> EXERCISE INSTRUCTIONS: Write out each line that follows exactly as it stands, without the pictures.

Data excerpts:
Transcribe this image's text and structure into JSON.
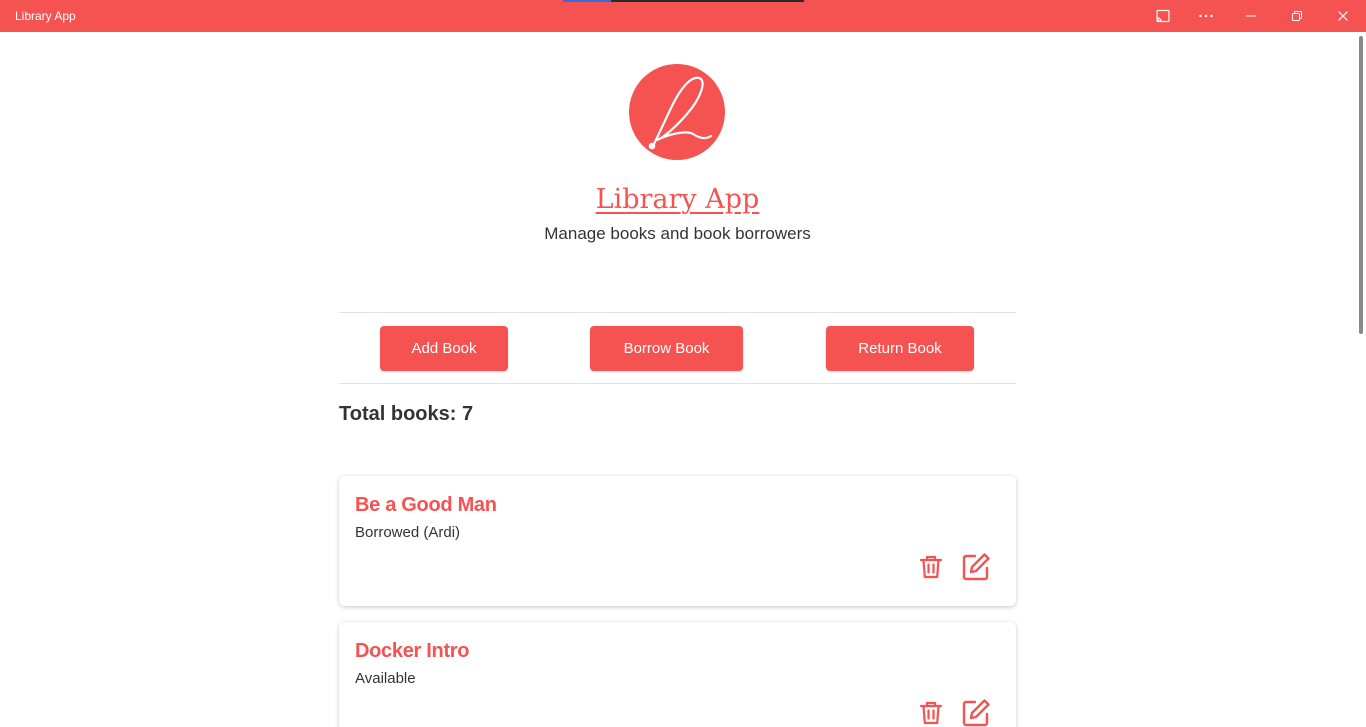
{
  "window": {
    "title": "Library App",
    "accent_color": "#f55252",
    "controls": [
      "cast-icon",
      "more-icon",
      "minimize-icon",
      "restore-icon",
      "close-icon"
    ]
  },
  "header": {
    "logo_icon": "cursive-l-logo",
    "title": "Library App",
    "subtitle": "Manage books and book borrowers"
  },
  "actions": {
    "add_label": "Add Book",
    "borrow_label": "Borrow Book",
    "return_label": "Return Book"
  },
  "summary": {
    "total_text": "Total books: 7"
  },
  "books": [
    {
      "title": "Be a Good Man",
      "status": "Borrowed (Ardi)"
    },
    {
      "title": "Docker Intro",
      "status": "Available"
    }
  ]
}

> EXERCISE RESPONSE:
Transcribe this image's text and structure into JSON.
{
  "window": {
    "title": "Library App",
    "accent_color": "#f55252",
    "controls": [
      "cast-icon",
      "more-icon",
      "minimize-icon",
      "restore-icon",
      "close-icon"
    ]
  },
  "header": {
    "logo_icon": "cursive-l-logo",
    "title": "Library App",
    "subtitle": "Manage books and book borrowers"
  },
  "actions": {
    "add_label": "Add Book",
    "borrow_label": "Borrow Book",
    "return_label": "Return Book"
  },
  "summary": {
    "total_text": "Total books: 7"
  },
  "books": [
    {
      "title": "Be a Good Man",
      "status": "Borrowed (Ardi)"
    },
    {
      "title": "Docker Intro",
      "status": "Available"
    }
  ]
}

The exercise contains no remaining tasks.